• **Exercise details**
Please write the listing below out again exactly, leaving every picture behind.

• **Records supplied**
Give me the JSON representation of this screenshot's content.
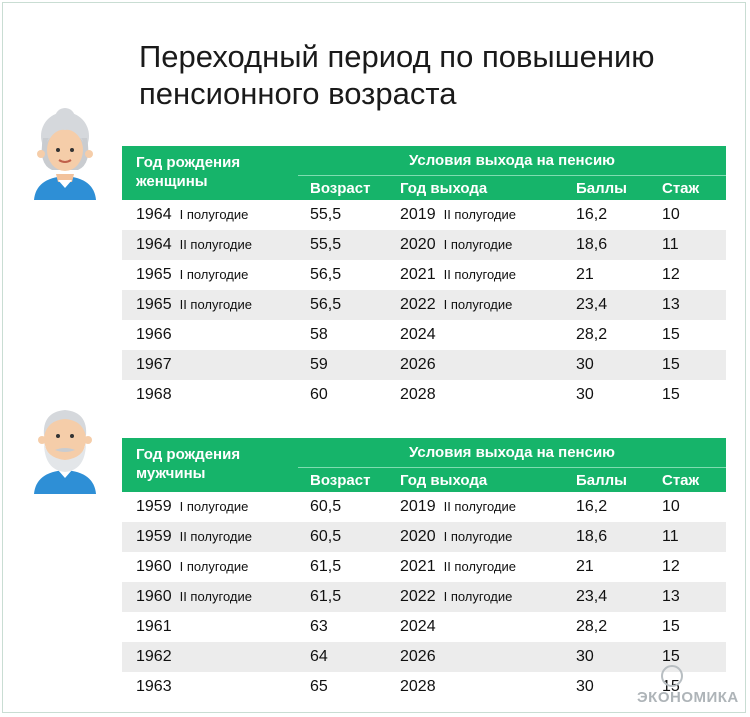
{
  "title": {
    "line1": "Переходный период по повышению",
    "line2": "пенсионного возраста"
  },
  "colors": {
    "header_green": "#16b46a",
    "row_alt": "#ececec"
  },
  "women": {
    "icon": "grandmother-avatar-icon",
    "header": {
      "birth_label": "Год рождения женщины",
      "conditions": "Условия выхода на пенсию",
      "age": "Возраст",
      "year": "Год выхода",
      "points": "Баллы",
      "experience": "Стаж"
    },
    "rows": [
      {
        "birth": "1964",
        "birth_half": "I полугодие",
        "age": "55,5",
        "year": "2019",
        "year_half": "II полугодие",
        "points": "16,2",
        "exp": "10"
      },
      {
        "birth": "1964",
        "birth_half": "II полугодие",
        "age": "55,5",
        "year": "2020",
        "year_half": "I полугодие",
        "points": "18,6",
        "exp": "11"
      },
      {
        "birth": "1965",
        "birth_half": "I полугодие",
        "age": "56,5",
        "year": "2021",
        "year_half": "II полугодие",
        "points": "21",
        "exp": "12"
      },
      {
        "birth": "1965",
        "birth_half": "II полугодие",
        "age": "56,5",
        "year": "2022",
        "year_half": "I полугодие",
        "points": "23,4",
        "exp": "13"
      },
      {
        "birth": "1966",
        "birth_half": "",
        "age": "58",
        "year": "2024",
        "year_half": "",
        "points": "28,2",
        "exp": "15"
      },
      {
        "birth": "1967",
        "birth_half": "",
        "age": "59",
        "year": "2026",
        "year_half": "",
        "points": "30",
        "exp": "15"
      },
      {
        "birth": "1968",
        "birth_half": "",
        "age": "60",
        "year": "2028",
        "year_half": "",
        "points": "30",
        "exp": "15"
      }
    ]
  },
  "men": {
    "icon": "grandfather-avatar-icon",
    "header": {
      "birth_label": "Год рождения мужчины",
      "conditions": "Условия выхода на пенсию",
      "age": "Возраст",
      "year": "Год выхода",
      "points": "Баллы",
      "experience": "Стаж"
    },
    "rows": [
      {
        "birth": "1959",
        "birth_half": "I полугодие",
        "age": "60,5",
        "year": "2019",
        "year_half": "II полугодие",
        "points": "16,2",
        "exp": "10"
      },
      {
        "birth": "1959",
        "birth_half": "II полугодие",
        "age": "60,5",
        "year": "2020",
        "year_half": "I полугодие",
        "points": "18,6",
        "exp": "11"
      },
      {
        "birth": "1960",
        "birth_half": "I полугодие",
        "age": "61,5",
        "year": "2021",
        "year_half": "II полугодие",
        "points": "21",
        "exp": "12"
      },
      {
        "birth": "1960",
        "birth_half": "II полугодие",
        "age": "61,5",
        "year": "2022",
        "year_half": "I полугодие",
        "points": "23,4",
        "exp": "13"
      },
      {
        "birth": "1961",
        "birth_half": "",
        "age": "63",
        "year": "2024",
        "year_half": "",
        "points": "28,2",
        "exp": "15"
      },
      {
        "birth": "1962",
        "birth_half": "",
        "age": "64",
        "year": "2026",
        "year_half": "",
        "points": "30",
        "exp": "15"
      },
      {
        "birth": "1963",
        "birth_half": "",
        "age": "65",
        "year": "2028",
        "year_half": "",
        "points": "30",
        "exp": "15"
      }
    ]
  },
  "watermark": {
    "text": "ЭКОНОМИКА"
  }
}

• **Task answer**
Give me the JSON representation of this screenshot's content.
{
  "title": {
    "line1": "Переходный период по повышению",
    "line2": "пенсионного возраста"
  },
  "colors": {
    "header_green": "#16b46a",
    "row_alt": "#ececec"
  },
  "women": {
    "icon": "grandmother-avatar-icon",
    "header": {
      "birth_label": "Год рождения женщины",
      "conditions": "Условия выхода на пенсию",
      "age": "Возраст",
      "year": "Год выхода",
      "points": "Баллы",
      "experience": "Стаж"
    },
    "rows": [
      {
        "birth": "1964",
        "birth_half": "I полугодие",
        "age": "55,5",
        "year": "2019",
        "year_half": "II полугодие",
        "points": "16,2",
        "exp": "10"
      },
      {
        "birth": "1964",
        "birth_half": "II полугодие",
        "age": "55,5",
        "year": "2020",
        "year_half": "I полугодие",
        "points": "18,6",
        "exp": "11"
      },
      {
        "birth": "1965",
        "birth_half": "I полугодие",
        "age": "56,5",
        "year": "2021",
        "year_half": "II полугодие",
        "points": "21",
        "exp": "12"
      },
      {
        "birth": "1965",
        "birth_half": "II полугодие",
        "age": "56,5",
        "year": "2022",
        "year_half": "I полугодие",
        "points": "23,4",
        "exp": "13"
      },
      {
        "birth": "1966",
        "birth_half": "",
        "age": "58",
        "year": "2024",
        "year_half": "",
        "points": "28,2",
        "exp": "15"
      },
      {
        "birth": "1967",
        "birth_half": "",
        "age": "59",
        "year": "2026",
        "year_half": "",
        "points": "30",
        "exp": "15"
      },
      {
        "birth": "1968",
        "birth_half": "",
        "age": "60",
        "year": "2028",
        "year_half": "",
        "points": "30",
        "exp": "15"
      }
    ]
  },
  "men": {
    "icon": "grandfather-avatar-icon",
    "header": {
      "birth_label": "Год рождения мужчины",
      "conditions": "Условия выхода на пенсию",
      "age": "Возраст",
      "year": "Год выхода",
      "points": "Баллы",
      "experience": "Стаж"
    },
    "rows": [
      {
        "birth": "1959",
        "birth_half": "I полугодие",
        "age": "60,5",
        "year": "2019",
        "year_half": "II полугодие",
        "points": "16,2",
        "exp": "10"
      },
      {
        "birth": "1959",
        "birth_half": "II полугодие",
        "age": "60,5",
        "year": "2020",
        "year_half": "I полугодие",
        "points": "18,6",
        "exp": "11"
      },
      {
        "birth": "1960",
        "birth_half": "I полугодие",
        "age": "61,5",
        "year": "2021",
        "year_half": "II полугодие",
        "points": "21",
        "exp": "12"
      },
      {
        "birth": "1960",
        "birth_half": "II полугодие",
        "age": "61,5",
        "year": "2022",
        "year_half": "I полугодие",
        "points": "23,4",
        "exp": "13"
      },
      {
        "birth": "1961",
        "birth_half": "",
        "age": "63",
        "year": "2024",
        "year_half": "",
        "points": "28,2",
        "exp": "15"
      },
      {
        "birth": "1962",
        "birth_half": "",
        "age": "64",
        "year": "2026",
        "year_half": "",
        "points": "30",
        "exp": "15"
      },
      {
        "birth": "1963",
        "birth_half": "",
        "age": "65",
        "year": "2028",
        "year_half": "",
        "points": "30",
        "exp": "15"
      }
    ]
  },
  "watermark": {
    "text": "ЭКОНОМИКА"
  }
}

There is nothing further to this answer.